#### GOAL OF THE EXERCISE
Extract every entry word for word.

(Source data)

------

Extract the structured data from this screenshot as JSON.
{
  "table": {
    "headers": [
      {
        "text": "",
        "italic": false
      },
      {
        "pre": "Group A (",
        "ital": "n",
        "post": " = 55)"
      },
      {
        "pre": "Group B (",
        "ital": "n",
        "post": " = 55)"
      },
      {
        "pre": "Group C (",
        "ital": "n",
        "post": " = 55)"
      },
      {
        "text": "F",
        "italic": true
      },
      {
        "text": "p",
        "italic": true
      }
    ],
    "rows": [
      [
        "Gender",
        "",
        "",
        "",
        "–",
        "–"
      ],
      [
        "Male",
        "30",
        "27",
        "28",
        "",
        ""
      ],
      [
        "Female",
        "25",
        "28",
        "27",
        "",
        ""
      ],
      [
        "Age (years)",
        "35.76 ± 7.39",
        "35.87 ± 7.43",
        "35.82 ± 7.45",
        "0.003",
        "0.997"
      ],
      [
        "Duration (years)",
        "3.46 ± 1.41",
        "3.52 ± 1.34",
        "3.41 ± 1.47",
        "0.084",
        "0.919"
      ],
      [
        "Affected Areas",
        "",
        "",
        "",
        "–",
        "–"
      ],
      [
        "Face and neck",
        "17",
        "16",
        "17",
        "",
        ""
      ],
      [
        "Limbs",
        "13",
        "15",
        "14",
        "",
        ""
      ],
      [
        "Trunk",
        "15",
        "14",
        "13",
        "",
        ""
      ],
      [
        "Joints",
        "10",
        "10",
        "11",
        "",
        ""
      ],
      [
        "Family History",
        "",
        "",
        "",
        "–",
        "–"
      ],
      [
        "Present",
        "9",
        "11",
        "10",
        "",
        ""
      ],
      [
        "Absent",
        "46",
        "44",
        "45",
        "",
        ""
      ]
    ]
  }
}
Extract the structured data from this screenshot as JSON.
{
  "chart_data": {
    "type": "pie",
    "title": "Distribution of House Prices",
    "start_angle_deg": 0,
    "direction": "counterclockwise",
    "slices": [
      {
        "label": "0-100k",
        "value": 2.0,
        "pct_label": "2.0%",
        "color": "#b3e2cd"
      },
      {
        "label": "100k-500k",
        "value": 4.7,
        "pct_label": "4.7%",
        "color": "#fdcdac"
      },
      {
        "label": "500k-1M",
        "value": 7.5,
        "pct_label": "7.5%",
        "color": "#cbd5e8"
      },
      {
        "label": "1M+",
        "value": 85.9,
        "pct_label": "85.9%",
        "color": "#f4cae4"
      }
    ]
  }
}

------

#### WORKED ANSWER
Extract the structured data from this screenshot as JSON.
{
  "table": {
    "headers": [
      {
        "text": "",
        "italic": false
      },
      {
        "pre": "Group A (",
        "ital": "n",
        "post": " = 55)"
      },
      {
        "pre": "Group B (",
        "ital": "n",
        "post": " = 55)"
      },
      {
        "pre": "Group C (",
        "ital": "n",
        "post": " = 55)"
      },
      {
        "text": "F",
        "italic": true
      },
      {
        "text": "p",
        "italic": true
      }
    ],
    "rows": [
      [
        "Gender",
        "",
        "",
        "",
        "–",
        "–"
      ],
      [
        "Male",
        "30",
        "27",
        "28",
        "",
        ""
      ],
      [
        "Female",
        "25",
        "28",
        "27",
        "",
        ""
      ],
      [
        "Age (years)",
        "35.76 ± 7.39",
        "35.87 ± 7.43",
        "35.82 ± 7.45",
        "0.003",
        "0.997"
      ],
      [
        "Duration (years)",
        "3.46 ± 1.41",
        "3.52 ± 1.34",
        "3.41 ± 1.47",
        "0.084",
        "0.919"
      ],
      [
        "Affected Areas",
        "",
        "",
        "",
        "–",
        "–"
      ],
      [
        "Face and neck",
        "17",
        "16",
        "17",
        "",
        ""
      ],
      [
        "Limbs",
        "13",
        "15",
        "14",
        "",
        ""
      ],
      [
        "Trunk",
        "15",
        "14",
        "13",
        "",
        ""
      ],
      [
        "Joints",
        "10",
        "10",
        "11",
        "",
        ""
      ],
      [
        "Family History",
        "",
        "",
        "",
        "–",
        "–"
      ],
      [
        "Present",
        "9",
        "11",
        "10",
        "",
        ""
      ],
      [
        "Absent",
        "46",
        "44",
        "45",
        "",
        ""
      ]
    ]
  }
}
Extract the structured data from this screenshot as JSON.
{
  "chart_data": {
    "type": "pie",
    "title": "Distribution of House Prices",
    "start_angle_deg": 0,
    "direction": "counterclockwise",
    "slices": [
      {
        "label": "0-100k",
        "value": 2.0,
        "pct_label": "2.0%",
        "color": "#b3e2cd"
      },
      {
        "label": "100k-500k",
        "value": 4.7,
        "pct_label": "4.7%",
        "color": "#fdcdac"
      },
      {
        "label": "500k-1M",
        "value": 7.5,
        "pct_label": "7.5%",
        "color": "#cbd5e8"
      },
      {
        "label": "1M+",
        "value": 85.9,
        "pct_label": "85.9%",
        "color": "#f4cae4"
      }
    ]
  }
}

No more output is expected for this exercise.